Data records:

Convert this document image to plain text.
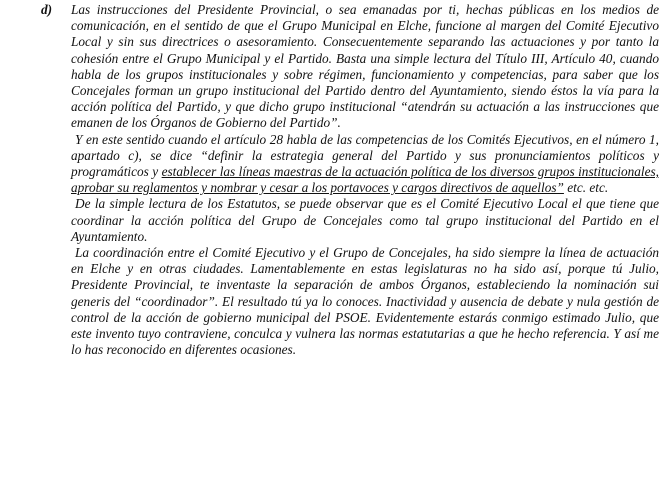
d) Las instrucciones del Presidente Provincial, o sea emanadas por ti, hechas públicas en los medios de comunicación, en el sentido de que el Grupo Municipal en Elche, funcione al margen del Comité Ejecutivo Local y sin sus directrices o asesoramiento. Consecuentemente separando las actuaciones y por tanto la cohesión entre el Grupo Municipal y el Partido. Basta una simple lectura del Título III, Artículo 40, cuando habla de los grupos institucionales y sobre régimen, funcionamiento y competencias, para saber que los Concejales forman un grupo institucional del Partido dentro del Ayuntamiento, siendo éstos la vía para la acción política del Partido, y que dicho grupo institucional “atendrán su actuación a las instrucciones que emanen de los Órganos de Gobierno del Partido”.

Y en este sentido cuando el artículo 28 habla de las competencias de los Comités Ejecutivos, en el número 1, apartado c), se dice “definir la estrategia general del Partido y sus pronunciamientos políticos y programáticos y establecer las líneas maestras de la actuación política de los diversos grupos institucionales, aprobar su reglamentos y nombrar y cesar a los portavoces y cargos directivos de aquellos” etc. etc.

De la simple lectura de los Estatutos, se puede observar que es el Comité Ejecutivo Local el que tiene que coordinar la acción política del Grupo de Concejales como tal grupo institucional del Partido en el Ayuntamiento.

La coordinación entre el Comité Ejecutivo y el Grupo de Concejales, ha sido siempre la línea de actuación en Elche y en otras ciudades. Lamentablemente en estas legislaturas no ha sido así, porque tú Julio, Presidente Provincial, te inventaste la separación de ambos Órganos, estableciendo la nominación sui generis del “coordinador”. El resultado tú ya lo conoces. Inactividad y ausencia de debate y nula gestión de control de la acción de gobierno municipal del PSOE. Evidentemente estarás conmigo estimado Julio, que este invento tuyo contraviene, conculca y vulnera las normas estatutarias a que he hecho referencia. Y así me lo has reconocido en diferentes ocasiones.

▸ WHAT IS REQUIRED: Identify lines with the string "Local". Copy each one.

▸ RESPONSE TO THIS TASK:
d) Las instrucciones del Presidente Provincial, o sea emanadas por ti, hechas públicas en los medios de comunicación, en el sentido de que el Grupo Municipal en Elche, funcione al margen del Comité Ejecutivo Local y sin sus directrices o asesoramiento. Consecuentemente separando las actuaciones y por tanto la cohesión entre el Grupo Municipal y el Partido. Basta una simple lectura del Título III, Artículo 40, cuando habla de los grupos institucionales y sobre régimen, funcionamiento y competencias, para saber que los Concejales forman un grupo institucional del Partido dentro del Ayuntamiento, siendo éstos la vía para la acción política del Partido, y que dicho grupo institucional “atendrán su actuación a las instrucciones que emanen de los Órganos de Gobierno del Partido”.
De la simple lectura de los Estatutos, se puede observar que es el Comité Ejecutivo Local el que tiene que coordinar la acción política del Grupo de Concejales como tal grupo institucional del Partido en el Ayuntamiento.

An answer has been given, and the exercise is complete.